* GOAL OF THE EXERCISE
Say how many lines include the word "create", using only a number.
— BEGIN PROVIDED RECORDS —
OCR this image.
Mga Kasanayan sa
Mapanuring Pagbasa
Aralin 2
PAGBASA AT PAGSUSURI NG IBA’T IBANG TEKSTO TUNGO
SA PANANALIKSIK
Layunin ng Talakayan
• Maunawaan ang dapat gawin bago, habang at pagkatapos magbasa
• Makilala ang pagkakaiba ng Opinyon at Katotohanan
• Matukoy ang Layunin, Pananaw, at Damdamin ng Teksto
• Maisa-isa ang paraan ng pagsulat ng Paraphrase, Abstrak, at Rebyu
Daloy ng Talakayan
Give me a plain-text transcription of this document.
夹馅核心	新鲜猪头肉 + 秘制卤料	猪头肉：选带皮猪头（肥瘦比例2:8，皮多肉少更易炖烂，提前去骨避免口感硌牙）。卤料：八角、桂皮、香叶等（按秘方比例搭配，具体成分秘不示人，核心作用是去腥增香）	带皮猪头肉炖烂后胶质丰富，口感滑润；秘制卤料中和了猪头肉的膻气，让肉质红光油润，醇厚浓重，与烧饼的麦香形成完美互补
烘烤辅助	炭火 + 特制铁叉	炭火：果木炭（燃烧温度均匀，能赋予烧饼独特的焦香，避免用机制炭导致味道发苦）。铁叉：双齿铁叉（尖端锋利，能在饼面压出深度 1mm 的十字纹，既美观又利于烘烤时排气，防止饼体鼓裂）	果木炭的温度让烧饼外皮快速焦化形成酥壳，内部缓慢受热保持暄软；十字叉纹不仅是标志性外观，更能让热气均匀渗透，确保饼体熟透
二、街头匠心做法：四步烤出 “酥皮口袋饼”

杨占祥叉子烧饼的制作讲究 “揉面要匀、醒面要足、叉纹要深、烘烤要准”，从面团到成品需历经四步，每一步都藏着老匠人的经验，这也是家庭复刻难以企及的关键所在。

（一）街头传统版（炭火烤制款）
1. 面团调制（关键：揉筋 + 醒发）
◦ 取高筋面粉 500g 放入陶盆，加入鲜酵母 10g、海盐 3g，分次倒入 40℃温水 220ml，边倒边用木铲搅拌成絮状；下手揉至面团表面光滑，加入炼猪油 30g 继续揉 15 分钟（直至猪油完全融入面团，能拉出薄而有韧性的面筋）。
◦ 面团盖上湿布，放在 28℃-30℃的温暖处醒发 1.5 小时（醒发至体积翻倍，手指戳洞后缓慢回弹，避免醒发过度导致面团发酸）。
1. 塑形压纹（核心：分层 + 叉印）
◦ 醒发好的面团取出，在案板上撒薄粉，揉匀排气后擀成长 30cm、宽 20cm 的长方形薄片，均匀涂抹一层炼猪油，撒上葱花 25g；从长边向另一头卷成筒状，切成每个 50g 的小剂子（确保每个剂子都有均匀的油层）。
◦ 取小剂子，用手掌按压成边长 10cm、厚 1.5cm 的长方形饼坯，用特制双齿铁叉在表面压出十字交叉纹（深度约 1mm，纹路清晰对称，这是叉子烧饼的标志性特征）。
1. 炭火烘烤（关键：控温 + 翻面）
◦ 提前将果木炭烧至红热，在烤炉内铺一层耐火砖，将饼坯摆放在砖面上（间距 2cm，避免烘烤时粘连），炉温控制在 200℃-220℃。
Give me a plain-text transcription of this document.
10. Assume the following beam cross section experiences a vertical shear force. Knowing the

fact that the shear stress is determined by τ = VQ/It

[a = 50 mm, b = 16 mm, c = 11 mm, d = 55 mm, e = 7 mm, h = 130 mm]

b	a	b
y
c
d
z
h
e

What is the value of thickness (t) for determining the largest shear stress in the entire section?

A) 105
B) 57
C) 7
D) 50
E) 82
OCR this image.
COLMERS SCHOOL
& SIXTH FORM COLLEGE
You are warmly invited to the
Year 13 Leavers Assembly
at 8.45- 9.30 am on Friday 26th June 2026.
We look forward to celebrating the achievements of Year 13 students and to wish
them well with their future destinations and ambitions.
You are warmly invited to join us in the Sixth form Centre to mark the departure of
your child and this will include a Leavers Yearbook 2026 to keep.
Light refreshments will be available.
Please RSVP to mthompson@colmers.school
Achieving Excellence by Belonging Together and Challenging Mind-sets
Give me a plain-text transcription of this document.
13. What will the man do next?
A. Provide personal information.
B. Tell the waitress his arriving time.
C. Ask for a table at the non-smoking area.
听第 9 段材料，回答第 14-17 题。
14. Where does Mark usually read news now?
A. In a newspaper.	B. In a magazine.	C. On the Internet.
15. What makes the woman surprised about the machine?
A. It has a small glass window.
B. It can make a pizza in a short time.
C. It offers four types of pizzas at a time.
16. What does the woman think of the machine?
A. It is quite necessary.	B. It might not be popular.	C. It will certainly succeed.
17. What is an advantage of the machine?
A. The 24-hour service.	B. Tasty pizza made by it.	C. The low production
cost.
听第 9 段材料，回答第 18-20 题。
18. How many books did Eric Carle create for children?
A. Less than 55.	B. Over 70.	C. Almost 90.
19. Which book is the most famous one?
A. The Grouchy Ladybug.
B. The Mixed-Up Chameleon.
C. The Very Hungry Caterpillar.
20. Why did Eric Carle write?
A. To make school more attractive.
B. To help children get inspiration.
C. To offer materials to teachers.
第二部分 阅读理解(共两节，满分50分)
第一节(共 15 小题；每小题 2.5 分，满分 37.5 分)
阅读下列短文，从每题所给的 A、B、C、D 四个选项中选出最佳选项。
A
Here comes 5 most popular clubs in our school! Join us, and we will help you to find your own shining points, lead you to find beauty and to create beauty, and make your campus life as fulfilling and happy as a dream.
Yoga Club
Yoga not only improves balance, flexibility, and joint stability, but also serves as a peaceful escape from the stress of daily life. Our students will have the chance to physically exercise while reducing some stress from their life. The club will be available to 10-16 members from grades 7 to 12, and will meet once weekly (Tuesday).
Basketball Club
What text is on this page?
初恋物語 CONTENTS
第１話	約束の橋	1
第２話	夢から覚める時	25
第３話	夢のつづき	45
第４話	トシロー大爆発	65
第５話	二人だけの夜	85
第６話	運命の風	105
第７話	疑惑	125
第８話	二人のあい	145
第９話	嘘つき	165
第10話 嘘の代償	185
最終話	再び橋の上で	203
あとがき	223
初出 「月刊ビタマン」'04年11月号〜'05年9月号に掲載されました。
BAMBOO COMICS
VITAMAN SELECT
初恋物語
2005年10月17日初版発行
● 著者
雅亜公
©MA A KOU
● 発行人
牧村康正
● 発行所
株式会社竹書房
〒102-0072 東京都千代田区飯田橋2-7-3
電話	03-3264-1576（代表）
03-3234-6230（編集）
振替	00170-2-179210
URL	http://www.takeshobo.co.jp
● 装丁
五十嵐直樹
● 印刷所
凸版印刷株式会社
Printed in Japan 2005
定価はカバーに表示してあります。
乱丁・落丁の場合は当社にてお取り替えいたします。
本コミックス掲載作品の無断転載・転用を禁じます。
— END PROVIDED RECORDS —
* OUTPUT OF THE EXERCISE
2